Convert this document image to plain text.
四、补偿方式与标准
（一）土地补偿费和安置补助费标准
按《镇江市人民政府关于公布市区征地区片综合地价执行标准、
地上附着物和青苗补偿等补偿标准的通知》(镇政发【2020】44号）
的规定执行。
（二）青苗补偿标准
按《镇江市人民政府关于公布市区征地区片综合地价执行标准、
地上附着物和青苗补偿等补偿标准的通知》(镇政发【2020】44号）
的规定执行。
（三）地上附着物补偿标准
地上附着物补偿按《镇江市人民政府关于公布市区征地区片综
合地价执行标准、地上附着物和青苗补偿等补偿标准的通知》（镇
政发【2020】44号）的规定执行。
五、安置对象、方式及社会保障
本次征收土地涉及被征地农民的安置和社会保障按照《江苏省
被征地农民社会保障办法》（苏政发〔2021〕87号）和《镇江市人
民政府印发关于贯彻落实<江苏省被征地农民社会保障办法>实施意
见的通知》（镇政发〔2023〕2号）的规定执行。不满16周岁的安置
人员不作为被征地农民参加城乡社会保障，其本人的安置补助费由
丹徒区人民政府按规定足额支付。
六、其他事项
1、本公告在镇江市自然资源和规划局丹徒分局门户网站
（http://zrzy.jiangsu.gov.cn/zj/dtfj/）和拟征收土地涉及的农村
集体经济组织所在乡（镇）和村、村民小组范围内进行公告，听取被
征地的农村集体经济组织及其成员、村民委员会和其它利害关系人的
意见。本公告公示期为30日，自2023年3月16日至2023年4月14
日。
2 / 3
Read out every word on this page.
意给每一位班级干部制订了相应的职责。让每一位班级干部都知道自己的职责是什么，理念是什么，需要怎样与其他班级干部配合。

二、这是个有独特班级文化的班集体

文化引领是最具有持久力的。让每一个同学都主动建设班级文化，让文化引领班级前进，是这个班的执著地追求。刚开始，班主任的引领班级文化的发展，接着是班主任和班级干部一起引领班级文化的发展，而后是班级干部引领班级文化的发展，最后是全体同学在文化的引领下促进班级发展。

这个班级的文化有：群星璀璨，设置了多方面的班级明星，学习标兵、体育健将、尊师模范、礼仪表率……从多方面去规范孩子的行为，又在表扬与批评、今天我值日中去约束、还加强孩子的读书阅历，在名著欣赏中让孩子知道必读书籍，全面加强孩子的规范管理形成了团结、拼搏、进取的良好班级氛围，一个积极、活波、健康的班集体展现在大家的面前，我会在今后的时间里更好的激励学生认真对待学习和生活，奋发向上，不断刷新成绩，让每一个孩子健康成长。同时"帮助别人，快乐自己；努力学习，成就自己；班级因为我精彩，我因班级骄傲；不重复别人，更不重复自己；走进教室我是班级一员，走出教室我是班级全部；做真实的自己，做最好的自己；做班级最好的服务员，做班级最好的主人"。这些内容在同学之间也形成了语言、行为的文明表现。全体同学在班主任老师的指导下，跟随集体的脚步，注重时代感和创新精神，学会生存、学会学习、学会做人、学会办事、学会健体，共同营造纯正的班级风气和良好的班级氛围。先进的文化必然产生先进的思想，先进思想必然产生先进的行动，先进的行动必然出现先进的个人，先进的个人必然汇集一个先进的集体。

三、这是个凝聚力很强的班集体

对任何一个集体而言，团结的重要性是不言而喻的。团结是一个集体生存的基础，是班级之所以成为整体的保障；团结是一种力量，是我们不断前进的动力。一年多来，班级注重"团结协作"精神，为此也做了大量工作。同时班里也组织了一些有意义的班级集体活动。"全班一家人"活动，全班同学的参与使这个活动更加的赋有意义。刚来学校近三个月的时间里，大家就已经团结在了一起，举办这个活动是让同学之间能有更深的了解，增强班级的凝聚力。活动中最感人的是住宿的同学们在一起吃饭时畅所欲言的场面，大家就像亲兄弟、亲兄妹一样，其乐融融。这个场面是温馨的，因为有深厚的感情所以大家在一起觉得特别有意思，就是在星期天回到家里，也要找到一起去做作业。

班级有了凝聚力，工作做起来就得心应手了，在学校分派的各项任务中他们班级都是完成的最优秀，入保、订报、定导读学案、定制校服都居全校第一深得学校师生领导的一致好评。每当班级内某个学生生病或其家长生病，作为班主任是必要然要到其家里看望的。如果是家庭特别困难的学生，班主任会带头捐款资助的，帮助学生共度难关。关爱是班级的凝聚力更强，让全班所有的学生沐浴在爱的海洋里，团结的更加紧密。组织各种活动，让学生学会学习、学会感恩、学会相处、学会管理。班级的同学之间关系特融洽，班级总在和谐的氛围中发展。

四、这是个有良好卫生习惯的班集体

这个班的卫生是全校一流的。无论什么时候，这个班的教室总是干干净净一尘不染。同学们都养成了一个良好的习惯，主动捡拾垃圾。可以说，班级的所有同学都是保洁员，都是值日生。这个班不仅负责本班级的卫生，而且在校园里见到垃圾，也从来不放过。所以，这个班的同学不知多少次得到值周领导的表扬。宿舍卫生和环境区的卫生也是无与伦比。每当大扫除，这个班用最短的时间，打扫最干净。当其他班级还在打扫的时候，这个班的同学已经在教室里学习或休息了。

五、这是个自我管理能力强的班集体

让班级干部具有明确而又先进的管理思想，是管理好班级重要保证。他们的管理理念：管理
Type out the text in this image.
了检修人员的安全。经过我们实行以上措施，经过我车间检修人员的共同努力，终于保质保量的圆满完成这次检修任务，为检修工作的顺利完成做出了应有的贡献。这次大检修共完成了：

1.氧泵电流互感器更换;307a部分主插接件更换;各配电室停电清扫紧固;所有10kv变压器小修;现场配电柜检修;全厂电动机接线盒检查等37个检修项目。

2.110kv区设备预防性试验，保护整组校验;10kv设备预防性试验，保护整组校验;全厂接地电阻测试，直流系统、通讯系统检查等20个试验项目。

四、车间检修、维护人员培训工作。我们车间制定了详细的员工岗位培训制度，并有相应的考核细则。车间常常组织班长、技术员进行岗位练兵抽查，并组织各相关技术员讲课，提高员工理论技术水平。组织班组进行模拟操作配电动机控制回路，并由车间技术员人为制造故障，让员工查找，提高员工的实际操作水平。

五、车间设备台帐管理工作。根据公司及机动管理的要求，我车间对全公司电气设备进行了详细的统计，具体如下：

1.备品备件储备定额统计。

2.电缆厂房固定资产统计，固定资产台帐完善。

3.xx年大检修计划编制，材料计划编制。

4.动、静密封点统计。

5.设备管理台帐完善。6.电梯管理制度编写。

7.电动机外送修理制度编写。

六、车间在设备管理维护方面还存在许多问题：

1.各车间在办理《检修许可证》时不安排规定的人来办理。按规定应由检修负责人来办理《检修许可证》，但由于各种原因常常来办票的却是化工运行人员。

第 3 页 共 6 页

──────

### Exercise
Copy out every line of the material above that mentions the word "的规定执行".

### Solved exercise
的规定执行。
的规定执行。
政发【2020】44号）的规定执行。
见的通知》（镇政发〔2023〕2号）的规定执行。不满16周岁的安置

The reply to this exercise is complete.